● **WORK TO DO**: Every line that contains the word "text" should be copied out.

— Begin SUPPLIED DATA —

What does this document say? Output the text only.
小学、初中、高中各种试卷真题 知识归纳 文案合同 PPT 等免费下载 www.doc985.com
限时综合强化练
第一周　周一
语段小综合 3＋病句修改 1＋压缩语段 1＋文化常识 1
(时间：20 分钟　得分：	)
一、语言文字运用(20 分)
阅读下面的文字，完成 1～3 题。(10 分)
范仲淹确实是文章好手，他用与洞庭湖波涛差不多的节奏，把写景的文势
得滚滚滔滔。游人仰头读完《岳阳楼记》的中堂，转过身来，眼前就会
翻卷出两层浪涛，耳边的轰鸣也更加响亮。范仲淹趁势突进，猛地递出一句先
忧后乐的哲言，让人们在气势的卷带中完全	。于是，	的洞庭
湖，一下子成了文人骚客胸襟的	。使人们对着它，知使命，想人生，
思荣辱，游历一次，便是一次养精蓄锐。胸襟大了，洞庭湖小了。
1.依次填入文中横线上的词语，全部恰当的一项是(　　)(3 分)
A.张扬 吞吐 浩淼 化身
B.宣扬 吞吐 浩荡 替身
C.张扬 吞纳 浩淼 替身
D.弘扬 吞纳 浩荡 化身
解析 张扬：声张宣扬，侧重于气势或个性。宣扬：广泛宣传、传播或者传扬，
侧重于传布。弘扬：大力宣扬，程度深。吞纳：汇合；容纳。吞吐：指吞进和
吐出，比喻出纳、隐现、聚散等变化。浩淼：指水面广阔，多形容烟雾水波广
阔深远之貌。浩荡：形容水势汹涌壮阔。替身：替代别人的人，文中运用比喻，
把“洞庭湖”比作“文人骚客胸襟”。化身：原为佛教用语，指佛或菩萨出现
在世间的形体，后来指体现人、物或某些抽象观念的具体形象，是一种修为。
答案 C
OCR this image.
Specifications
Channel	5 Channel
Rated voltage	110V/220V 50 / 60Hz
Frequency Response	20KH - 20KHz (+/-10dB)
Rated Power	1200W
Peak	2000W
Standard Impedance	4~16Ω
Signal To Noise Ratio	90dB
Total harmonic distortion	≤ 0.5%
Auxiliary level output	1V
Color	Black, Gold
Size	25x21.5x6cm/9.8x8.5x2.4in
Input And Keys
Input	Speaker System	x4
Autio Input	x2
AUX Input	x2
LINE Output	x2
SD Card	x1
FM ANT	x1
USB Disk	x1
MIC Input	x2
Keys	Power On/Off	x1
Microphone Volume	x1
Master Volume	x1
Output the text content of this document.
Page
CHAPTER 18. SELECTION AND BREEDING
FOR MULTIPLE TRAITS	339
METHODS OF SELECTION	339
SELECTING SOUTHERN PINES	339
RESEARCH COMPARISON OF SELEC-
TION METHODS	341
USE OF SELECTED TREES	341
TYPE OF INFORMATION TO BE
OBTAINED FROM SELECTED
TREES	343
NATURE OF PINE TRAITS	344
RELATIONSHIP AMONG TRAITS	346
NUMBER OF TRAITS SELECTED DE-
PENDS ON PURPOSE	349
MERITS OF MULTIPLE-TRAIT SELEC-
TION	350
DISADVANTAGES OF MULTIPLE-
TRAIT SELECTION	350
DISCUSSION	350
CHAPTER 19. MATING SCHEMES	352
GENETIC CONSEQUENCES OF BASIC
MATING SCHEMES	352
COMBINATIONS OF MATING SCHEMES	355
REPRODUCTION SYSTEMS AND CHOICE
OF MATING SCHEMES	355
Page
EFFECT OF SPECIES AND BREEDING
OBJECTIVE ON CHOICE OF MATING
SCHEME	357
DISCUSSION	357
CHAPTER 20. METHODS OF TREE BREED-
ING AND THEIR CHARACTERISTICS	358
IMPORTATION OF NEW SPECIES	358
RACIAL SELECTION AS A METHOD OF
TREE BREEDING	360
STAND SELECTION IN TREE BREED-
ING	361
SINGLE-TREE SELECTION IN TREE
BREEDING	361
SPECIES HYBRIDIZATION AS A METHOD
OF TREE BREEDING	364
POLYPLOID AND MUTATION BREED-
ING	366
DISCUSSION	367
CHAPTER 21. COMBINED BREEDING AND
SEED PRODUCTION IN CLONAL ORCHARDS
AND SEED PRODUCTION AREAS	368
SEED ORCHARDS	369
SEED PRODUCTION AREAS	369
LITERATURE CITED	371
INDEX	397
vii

— End SUPPLIED DATA —

● **ANSWER TO THIS PROBLEM**:
What does this document say? Output the text only.
Output the text content of this document.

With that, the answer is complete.